Short problem: Extract every line where the string "chevron" appears.

Provided records:
★ ★ ★
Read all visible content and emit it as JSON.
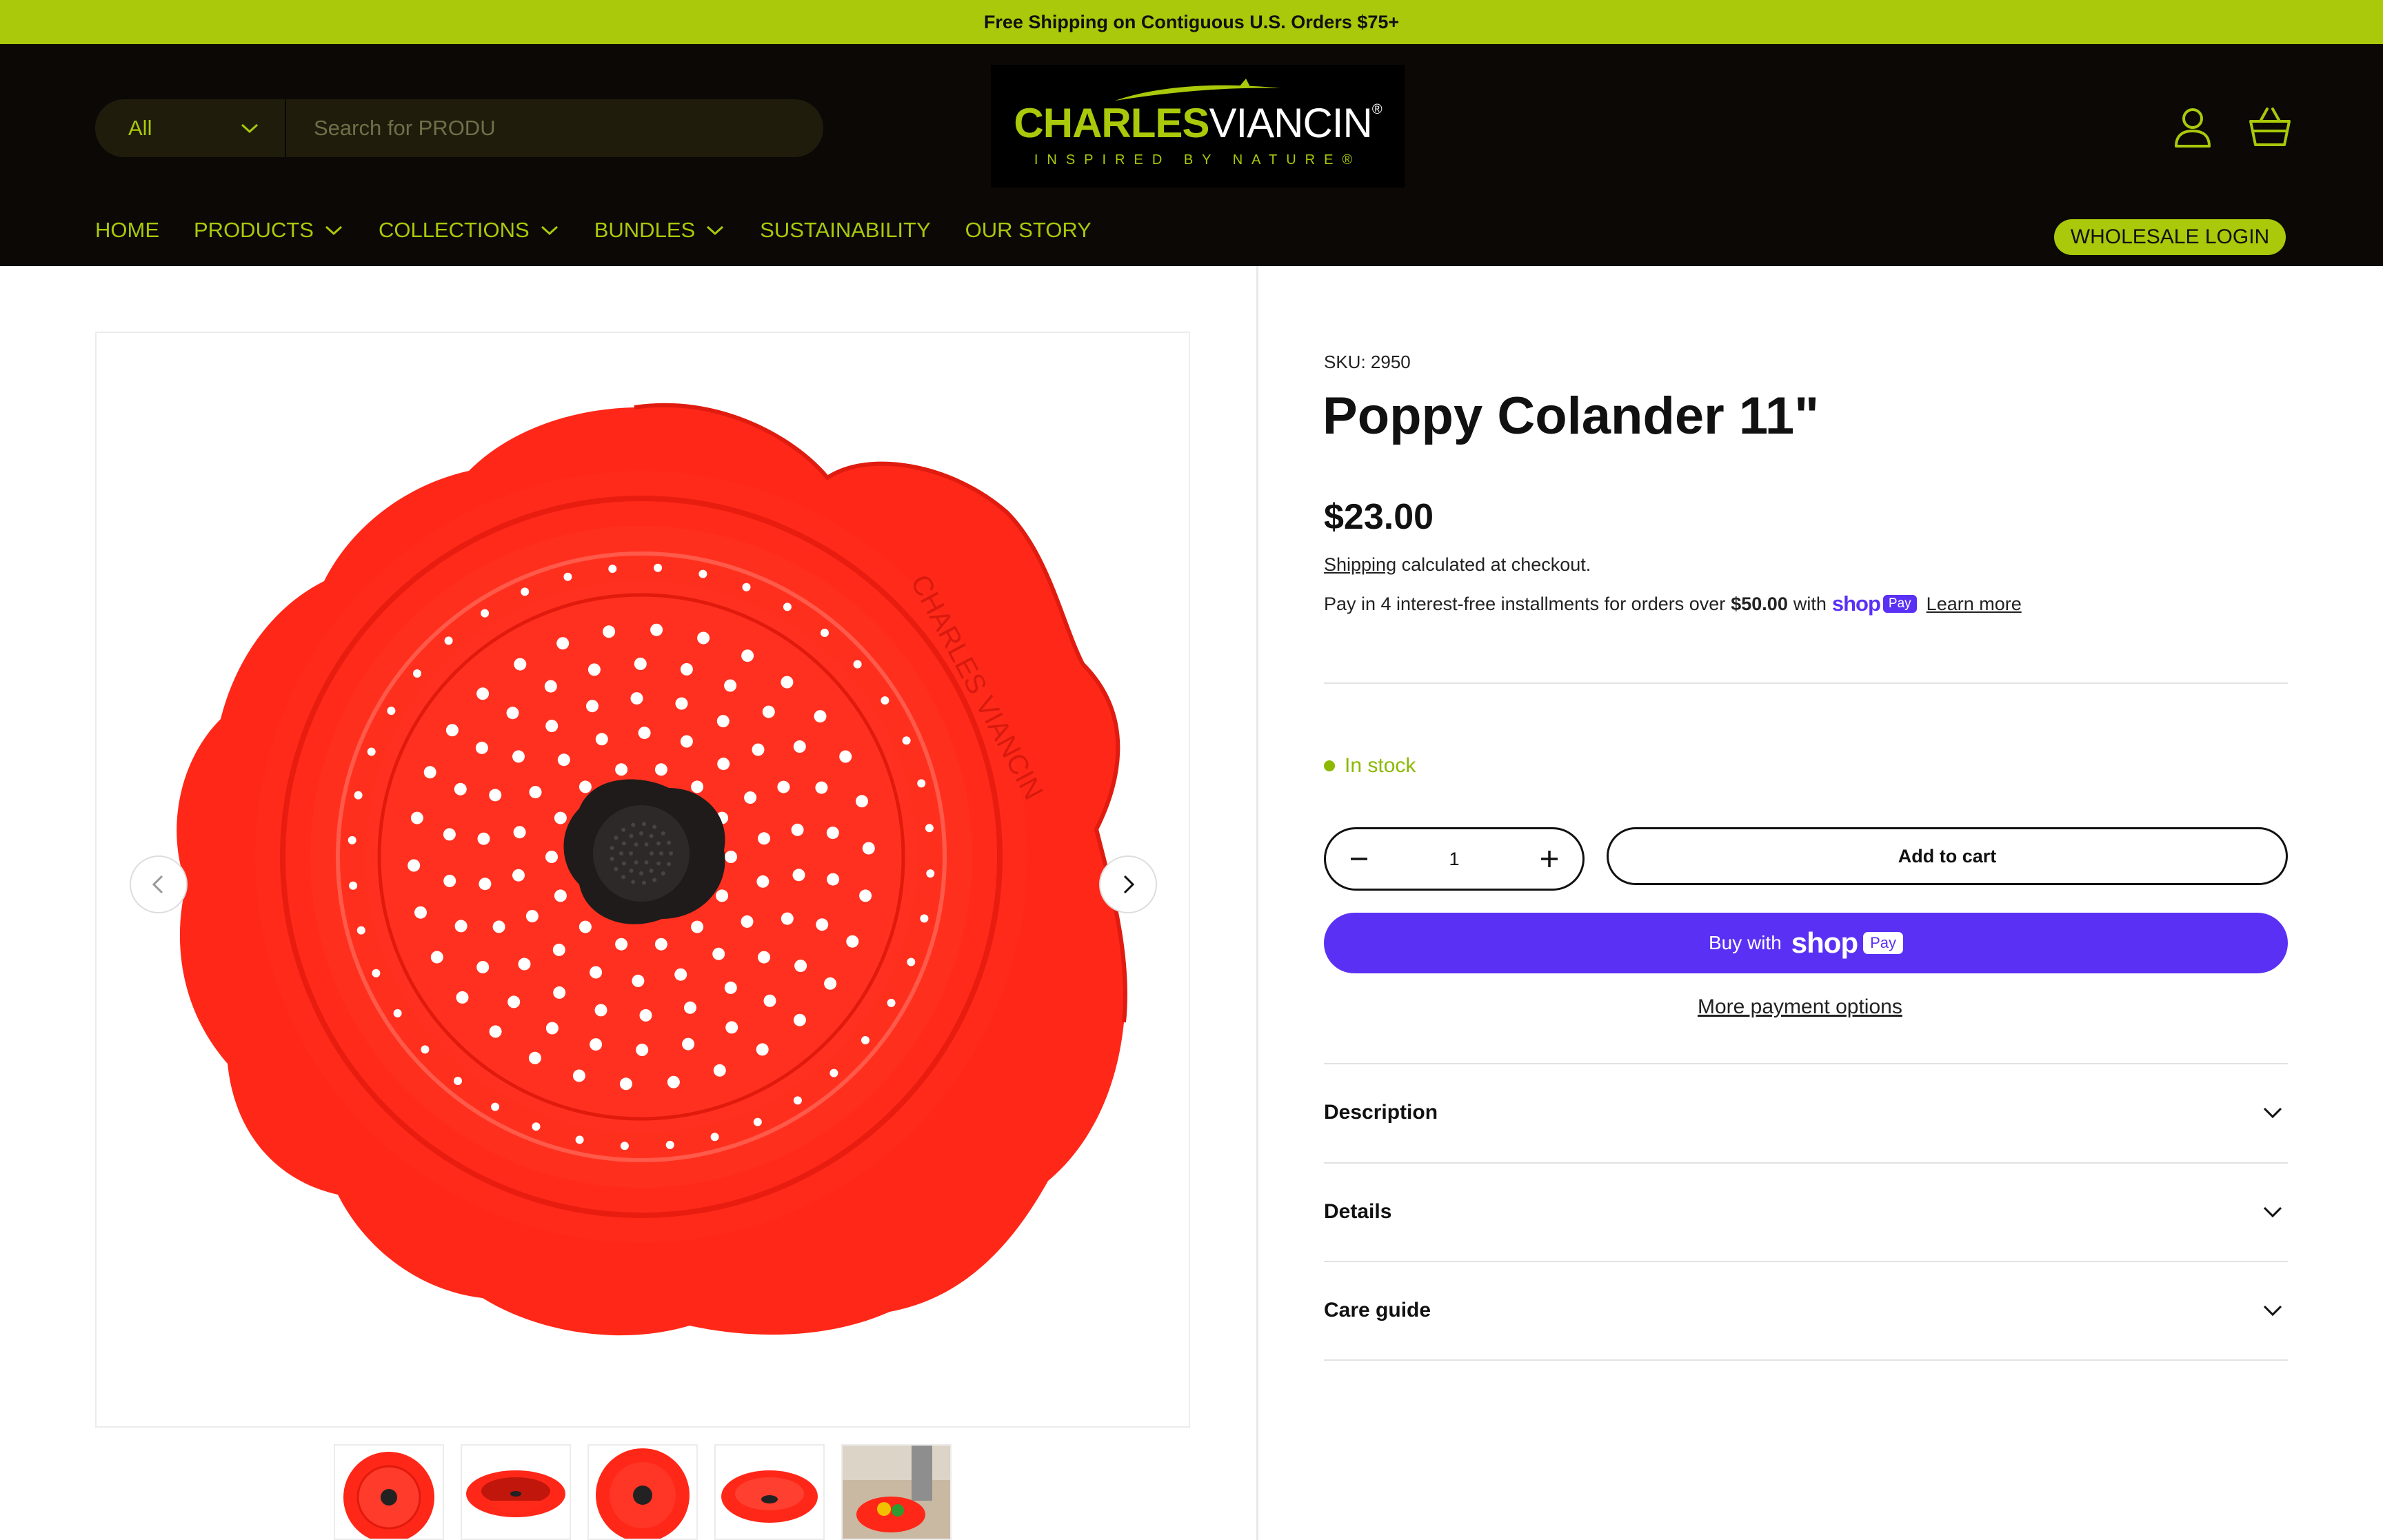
{
  "announcement": "Free Shipping on Contiguous U.S. Orders $75+",
  "search": {
    "category": "All",
    "placeholder": "Search for PRODU"
  },
  "logo": {
    "brand_part1": "CHARLES",
    "brand_part2": "VIANCIN",
    "registered": "®",
    "tagline": "INSPIRED BY NATURE®"
  },
  "nav": {
    "items": [
      {
        "label": "HOME",
        "dropdown": false
      },
      {
        "label": "PRODUCTS",
        "dropdown": true
      },
      {
        "label": "COLLECTIONS",
        "dropdown": true
      },
      {
        "label": "BUNDLES",
        "dropdown": true
      },
      {
        "label": "SUSTAINABILITY",
        "dropdown": false
      },
      {
        "label": "OUR STORY",
        "dropdown": false
      }
    ],
    "wholesale": "WHOLESALE LOGIN"
  },
  "product": {
    "sku": "SKU: 2950",
    "title": "Poppy Colander 11\"",
    "price": "$23.00",
    "shipping_link": "Shipping",
    "shipping_text": " calculated at checkout.",
    "installments_text": "Pay in 4 interest-free installments for orders over",
    "installments_amount": "$50.00",
    "installments_with": "with",
    "shop_word": "shop",
    "pay_word": "Pay",
    "learn_more": "Learn more",
    "stock": "In stock",
    "quantity": "1",
    "add_to_cart": "Add to cart",
    "buy_with": "Buy with",
    "more_payment": "More payment options",
    "thumbnail_count": 5
  },
  "accordion": [
    {
      "label": "Description"
    },
    {
      "label": "Details"
    },
    {
      "label": "Care guide"
    }
  ],
  "colors": {
    "accent_green": "#a9c90a",
    "header_bg": "#0b0806",
    "shop_pay_purple": "#5a31f4",
    "product_red": "#ff2415"
  },
  "icons": [
    "chevron-down-icon",
    "account-icon",
    "basket-icon",
    "chevron-left-icon",
    "chevron-right-icon",
    "minus-icon",
    "plus-icon"
  ]
}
★ ★ ★
Complete answer:
    "chevron-down-icon",
    "chevron-left-icon",
    "chevron-right-icon",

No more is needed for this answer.